**ACTION ITEM:** One number is the whole answer: the tally of lines in the records that include the word "dendrogram".

**TASK MATERIAL:**
* * * *
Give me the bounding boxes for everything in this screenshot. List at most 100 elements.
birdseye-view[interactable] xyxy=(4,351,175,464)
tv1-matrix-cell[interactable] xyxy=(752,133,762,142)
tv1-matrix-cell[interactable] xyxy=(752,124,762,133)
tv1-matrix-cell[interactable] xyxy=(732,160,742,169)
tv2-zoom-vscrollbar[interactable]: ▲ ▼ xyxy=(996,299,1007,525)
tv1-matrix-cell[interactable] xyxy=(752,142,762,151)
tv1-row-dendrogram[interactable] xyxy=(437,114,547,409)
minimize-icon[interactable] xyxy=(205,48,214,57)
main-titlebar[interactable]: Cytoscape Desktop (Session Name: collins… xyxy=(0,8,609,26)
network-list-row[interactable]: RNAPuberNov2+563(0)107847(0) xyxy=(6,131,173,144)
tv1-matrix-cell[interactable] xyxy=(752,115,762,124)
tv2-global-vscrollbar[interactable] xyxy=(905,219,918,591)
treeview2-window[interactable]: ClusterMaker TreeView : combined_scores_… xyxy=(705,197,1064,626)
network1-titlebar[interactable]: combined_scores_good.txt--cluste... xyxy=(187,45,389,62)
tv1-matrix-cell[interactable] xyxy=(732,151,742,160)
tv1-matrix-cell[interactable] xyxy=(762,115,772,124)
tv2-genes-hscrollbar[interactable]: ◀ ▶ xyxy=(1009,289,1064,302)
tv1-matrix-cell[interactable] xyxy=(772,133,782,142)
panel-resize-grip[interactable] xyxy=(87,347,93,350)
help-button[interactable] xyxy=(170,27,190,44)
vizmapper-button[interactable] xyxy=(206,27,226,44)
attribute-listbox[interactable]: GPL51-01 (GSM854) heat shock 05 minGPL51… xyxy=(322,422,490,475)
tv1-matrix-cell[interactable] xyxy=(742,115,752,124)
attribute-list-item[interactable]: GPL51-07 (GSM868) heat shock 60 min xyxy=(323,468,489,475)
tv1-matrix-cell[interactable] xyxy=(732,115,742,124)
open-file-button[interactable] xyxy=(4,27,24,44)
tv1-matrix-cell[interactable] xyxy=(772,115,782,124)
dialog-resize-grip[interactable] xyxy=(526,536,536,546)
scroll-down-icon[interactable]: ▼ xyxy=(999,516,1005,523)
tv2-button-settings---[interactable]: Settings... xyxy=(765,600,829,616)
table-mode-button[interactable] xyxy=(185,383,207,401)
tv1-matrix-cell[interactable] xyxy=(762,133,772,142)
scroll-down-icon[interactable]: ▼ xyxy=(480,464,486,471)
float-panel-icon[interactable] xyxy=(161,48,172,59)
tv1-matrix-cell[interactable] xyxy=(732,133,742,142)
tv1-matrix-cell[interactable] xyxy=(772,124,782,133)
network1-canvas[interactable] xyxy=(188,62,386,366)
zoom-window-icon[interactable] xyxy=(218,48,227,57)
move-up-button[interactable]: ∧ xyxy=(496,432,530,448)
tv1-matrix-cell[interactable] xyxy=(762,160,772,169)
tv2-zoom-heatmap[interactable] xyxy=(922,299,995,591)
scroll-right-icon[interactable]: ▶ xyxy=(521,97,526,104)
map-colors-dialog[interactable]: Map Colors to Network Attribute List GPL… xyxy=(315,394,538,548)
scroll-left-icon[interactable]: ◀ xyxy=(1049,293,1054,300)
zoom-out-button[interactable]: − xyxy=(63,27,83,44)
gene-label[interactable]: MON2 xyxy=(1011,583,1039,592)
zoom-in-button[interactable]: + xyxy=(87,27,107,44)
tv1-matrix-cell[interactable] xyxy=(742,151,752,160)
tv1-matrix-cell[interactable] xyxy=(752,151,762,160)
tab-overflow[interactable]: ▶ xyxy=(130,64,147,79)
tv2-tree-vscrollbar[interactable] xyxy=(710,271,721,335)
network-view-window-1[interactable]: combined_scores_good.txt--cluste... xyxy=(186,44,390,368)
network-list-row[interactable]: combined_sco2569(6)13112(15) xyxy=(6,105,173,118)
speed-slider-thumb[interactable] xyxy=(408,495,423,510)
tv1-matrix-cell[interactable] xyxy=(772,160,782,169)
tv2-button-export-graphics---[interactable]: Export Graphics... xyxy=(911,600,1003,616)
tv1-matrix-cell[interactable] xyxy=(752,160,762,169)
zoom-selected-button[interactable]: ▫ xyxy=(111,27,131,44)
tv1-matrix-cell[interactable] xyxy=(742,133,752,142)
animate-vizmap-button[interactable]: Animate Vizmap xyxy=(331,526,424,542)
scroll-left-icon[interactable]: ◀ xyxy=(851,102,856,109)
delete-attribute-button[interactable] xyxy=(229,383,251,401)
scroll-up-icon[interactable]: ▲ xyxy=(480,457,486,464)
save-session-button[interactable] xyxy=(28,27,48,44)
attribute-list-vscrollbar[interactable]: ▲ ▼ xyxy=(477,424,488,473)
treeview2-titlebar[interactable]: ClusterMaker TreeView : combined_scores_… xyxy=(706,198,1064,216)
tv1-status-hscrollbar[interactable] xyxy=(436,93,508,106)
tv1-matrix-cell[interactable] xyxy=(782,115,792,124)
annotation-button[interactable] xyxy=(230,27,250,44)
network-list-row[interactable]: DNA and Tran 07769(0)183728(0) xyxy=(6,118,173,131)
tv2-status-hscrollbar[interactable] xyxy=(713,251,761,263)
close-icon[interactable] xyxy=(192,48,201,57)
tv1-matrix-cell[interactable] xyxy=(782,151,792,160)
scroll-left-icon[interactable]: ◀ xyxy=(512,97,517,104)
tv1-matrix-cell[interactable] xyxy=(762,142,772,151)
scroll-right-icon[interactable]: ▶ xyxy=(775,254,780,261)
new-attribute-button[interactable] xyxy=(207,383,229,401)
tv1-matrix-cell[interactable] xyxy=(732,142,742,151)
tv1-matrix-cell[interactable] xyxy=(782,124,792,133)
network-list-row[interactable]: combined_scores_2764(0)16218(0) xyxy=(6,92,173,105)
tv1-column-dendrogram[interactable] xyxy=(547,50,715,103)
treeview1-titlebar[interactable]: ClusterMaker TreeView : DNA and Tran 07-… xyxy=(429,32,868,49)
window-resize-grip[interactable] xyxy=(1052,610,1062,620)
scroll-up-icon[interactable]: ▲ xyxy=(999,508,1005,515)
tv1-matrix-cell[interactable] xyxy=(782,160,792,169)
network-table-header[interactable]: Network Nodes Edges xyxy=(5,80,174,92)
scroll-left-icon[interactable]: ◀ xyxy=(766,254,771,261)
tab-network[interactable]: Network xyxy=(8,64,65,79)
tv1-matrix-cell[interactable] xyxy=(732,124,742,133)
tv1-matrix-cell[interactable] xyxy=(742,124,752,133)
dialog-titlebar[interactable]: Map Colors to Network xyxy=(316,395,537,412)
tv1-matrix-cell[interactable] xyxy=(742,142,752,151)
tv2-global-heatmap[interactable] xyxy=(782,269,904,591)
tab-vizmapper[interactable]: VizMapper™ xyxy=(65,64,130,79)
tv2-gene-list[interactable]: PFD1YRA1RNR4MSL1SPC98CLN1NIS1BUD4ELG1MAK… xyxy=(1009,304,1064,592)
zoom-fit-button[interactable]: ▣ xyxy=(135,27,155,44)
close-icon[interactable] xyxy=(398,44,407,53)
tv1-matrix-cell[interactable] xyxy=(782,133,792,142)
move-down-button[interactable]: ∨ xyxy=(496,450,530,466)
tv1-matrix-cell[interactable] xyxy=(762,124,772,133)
* * * *
**TASK OUTPUT:** 2